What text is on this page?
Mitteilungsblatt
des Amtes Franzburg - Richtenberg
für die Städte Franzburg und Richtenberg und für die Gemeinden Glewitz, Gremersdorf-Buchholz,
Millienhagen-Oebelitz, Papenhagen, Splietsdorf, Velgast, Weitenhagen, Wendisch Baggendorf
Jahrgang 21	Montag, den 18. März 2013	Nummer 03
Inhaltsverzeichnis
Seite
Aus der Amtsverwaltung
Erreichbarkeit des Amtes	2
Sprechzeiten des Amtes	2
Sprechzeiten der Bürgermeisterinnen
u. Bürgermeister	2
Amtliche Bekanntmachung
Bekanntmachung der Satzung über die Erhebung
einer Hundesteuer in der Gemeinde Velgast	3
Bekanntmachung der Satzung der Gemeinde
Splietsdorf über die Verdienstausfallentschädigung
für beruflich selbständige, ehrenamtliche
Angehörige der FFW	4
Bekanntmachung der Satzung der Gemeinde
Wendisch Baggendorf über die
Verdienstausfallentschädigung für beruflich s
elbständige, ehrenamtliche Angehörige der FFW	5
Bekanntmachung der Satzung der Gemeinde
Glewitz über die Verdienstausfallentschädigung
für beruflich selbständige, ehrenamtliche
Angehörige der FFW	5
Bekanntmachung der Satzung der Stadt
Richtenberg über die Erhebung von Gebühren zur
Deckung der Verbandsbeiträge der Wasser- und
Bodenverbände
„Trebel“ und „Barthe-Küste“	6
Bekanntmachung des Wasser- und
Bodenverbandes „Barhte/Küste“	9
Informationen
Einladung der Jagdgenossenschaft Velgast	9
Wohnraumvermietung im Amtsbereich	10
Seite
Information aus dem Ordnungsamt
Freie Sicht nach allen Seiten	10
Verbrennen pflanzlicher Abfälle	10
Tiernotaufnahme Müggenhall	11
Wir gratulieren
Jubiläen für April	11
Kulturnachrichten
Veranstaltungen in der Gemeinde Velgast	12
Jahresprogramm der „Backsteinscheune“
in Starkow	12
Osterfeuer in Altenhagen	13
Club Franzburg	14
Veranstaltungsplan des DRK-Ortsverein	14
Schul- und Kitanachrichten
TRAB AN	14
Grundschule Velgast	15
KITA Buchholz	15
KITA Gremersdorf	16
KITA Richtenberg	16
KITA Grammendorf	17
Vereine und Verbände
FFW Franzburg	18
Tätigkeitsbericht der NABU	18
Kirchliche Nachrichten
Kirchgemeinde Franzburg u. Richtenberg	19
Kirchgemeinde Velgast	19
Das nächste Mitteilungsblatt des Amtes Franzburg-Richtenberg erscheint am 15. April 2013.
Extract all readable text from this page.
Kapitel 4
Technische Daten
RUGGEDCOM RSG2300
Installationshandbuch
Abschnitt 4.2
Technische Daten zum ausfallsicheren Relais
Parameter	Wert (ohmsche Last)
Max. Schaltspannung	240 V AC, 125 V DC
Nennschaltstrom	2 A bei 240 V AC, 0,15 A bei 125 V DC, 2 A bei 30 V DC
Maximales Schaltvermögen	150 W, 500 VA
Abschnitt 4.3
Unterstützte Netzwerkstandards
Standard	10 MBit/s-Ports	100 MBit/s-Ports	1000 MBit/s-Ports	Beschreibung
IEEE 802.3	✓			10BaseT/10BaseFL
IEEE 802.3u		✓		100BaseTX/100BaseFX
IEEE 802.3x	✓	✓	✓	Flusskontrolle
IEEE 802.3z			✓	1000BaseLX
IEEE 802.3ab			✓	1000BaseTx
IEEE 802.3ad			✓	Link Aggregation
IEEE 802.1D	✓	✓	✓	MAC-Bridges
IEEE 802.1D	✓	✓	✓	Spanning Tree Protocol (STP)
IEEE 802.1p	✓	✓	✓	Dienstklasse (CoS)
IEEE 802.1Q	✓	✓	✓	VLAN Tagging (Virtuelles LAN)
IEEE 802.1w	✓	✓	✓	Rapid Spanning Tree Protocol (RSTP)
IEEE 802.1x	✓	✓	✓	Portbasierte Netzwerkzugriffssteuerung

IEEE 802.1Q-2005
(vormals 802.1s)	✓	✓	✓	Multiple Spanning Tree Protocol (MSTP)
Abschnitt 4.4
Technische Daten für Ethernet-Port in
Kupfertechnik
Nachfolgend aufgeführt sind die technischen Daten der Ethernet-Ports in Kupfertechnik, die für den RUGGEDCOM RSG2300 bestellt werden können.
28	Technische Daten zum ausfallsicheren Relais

Task description:
Transcribe each record exactly. Leave nothing out.

Response to the exercise:
What text is on this page?
Mitteilungsblatt
des Amtes Franzburg - Richtenberg
für die Städte Franzburg und Richtenberg und für die Gemeinden Glewitz, Gremersdorf-Buchholz,
Millienhagen-Oebelitz, Papenhagen, Splietsdorf, Velgast, Weitenhagen, Wendisch Baggendorf
Jahrgang 21	Montag, den 18. März 2013	Nummer 03
Inhaltsverzeichnis
Seite
Aus der Amtsverwaltung
Erreichbarkeit des Amtes	2
Sprechzeiten des Amtes	2
Sprechzeiten der Bürgermeisterinnen
u. Bürgermeister	2
Amtliche Bekanntmachung
Bekanntmachung der Satzung über die Erhebung
einer Hundesteuer in der Gemeinde Velgast	3
Bekanntmachung der Satzung der Gemeinde
Splietsdorf über die Verdienstausfallentschädigung
für beruflich selbständige, ehrenamtliche
Angehörige der FFW	4
Bekanntmachung der Satzung der Gemeinde
Wendisch Baggendorf über die
Verdienstausfallentschädigung für beruflich s
elbständige, ehrenamtliche Angehörige der FFW	5
Bekanntmachung der Satzung der Gemeinde
Glewitz über die Verdienstausfallentschädigung
für beruflich selbständige, ehrenamtliche
Angehörige der FFW	5
Bekanntmachung der Satzung der Stadt
Richtenberg über die Erhebung von Gebühren zur
Deckung der Verbandsbeiträge der Wasser- und
Bodenverbände
„Trebel“ und „Barthe-Küste“	6
Bekanntmachung des Wasser- und
Bodenverbandes „Barhte/Küste“	9
Informationen
Einladung der Jagdgenossenschaft Velgast	9
Wohnraumvermietung im Amtsbereich	10
Seite
Information aus dem Ordnungsamt
Freie Sicht nach allen Seiten	10
Verbrennen pflanzlicher Abfälle	10
Tiernotaufnahme Müggenhall	11
Wir gratulieren
Jubiläen für April	11
Kulturnachrichten
Veranstaltungen in der Gemeinde Velgast	12
Jahresprogramm der „Backsteinscheune“
in Starkow	12
Osterfeuer in Altenhagen	13
Club Franzburg	14
Veranstaltungsplan des DRK-Ortsverein	14
Schul- und Kitanachrichten
TRAB AN	14
Grundschule Velgast	15
KITA Buchholz	15
KITA Gremersdorf	16
KITA Richtenberg	16
KITA Grammendorf	17
Vereine und Verbände
FFW Franzburg	18
Tätigkeitsbericht der NABU	18
Kirchliche Nachrichten
Kirchgemeinde Franzburg u. Richtenberg	19
Kirchgemeinde Velgast	19
Das nächste Mitteilungsblatt des Amtes Franzburg-Richtenberg erscheint am 15. April 2013.
Extract all readable text from this page.
Kapitel 4
Technische Daten
RUGGEDCOM RSG2300
Installationshandbuch
Abschnitt 4.2
Technische Daten zum ausfallsicheren Relais
Parameter	Wert (ohmsche Last)
Max. Schaltspannung	240 V AC, 125 V DC
Nennschaltstrom	2 A bei 240 V AC, 0,15 A bei 125 V DC, 2 A bei 30 V DC
Maximales Schaltvermögen	150 W, 500 VA
Abschnitt 4.3
Unterstützte Netzwerkstandards
Standard	10 MBit/s-Ports	100 MBit/s-Ports	1000 MBit/s-Ports	Beschreibung
IEEE 802.3	✓			10BaseT/10BaseFL
IEEE 802.3u		✓		100BaseTX/100BaseFX
IEEE 802.3x	✓	✓	✓	Flusskontrolle
IEEE 802.3z			✓	1000BaseLX
IEEE 802.3ab			✓	1000BaseTx
IEEE 802.3ad			✓	Link Aggregation
IEEE 802.1D	✓	✓	✓	MAC-Bridges
IEEE 802.1D	✓	✓	✓	Spanning Tree Protocol (STP)
IEEE 802.1p	✓	✓	✓	Dienstklasse (CoS)
IEEE 802.1Q	✓	✓	✓	VLAN Tagging (Virtuelles LAN)
IEEE 802.1w	✓	✓	✓	Rapid Spanning Tree Protocol (RSTP)
IEEE 802.1x	✓	✓	✓	Portbasierte Netzwerkzugriffssteuerung

IEEE 802.1Q-2005
(vormals 802.1s)	✓	✓	✓	Multiple Spanning Tree Protocol (MSTP)
Abschnitt 4.4
Technische Daten für Ethernet-Port in
Kupfertechnik
Nachfolgend aufgeführt sind die technischen Daten der Ethernet-Ports in Kupfertechnik, die für den RUGGEDCOM RSG2300 bestellt werden können.
28	Technische Daten zum ausfallsicheren Relais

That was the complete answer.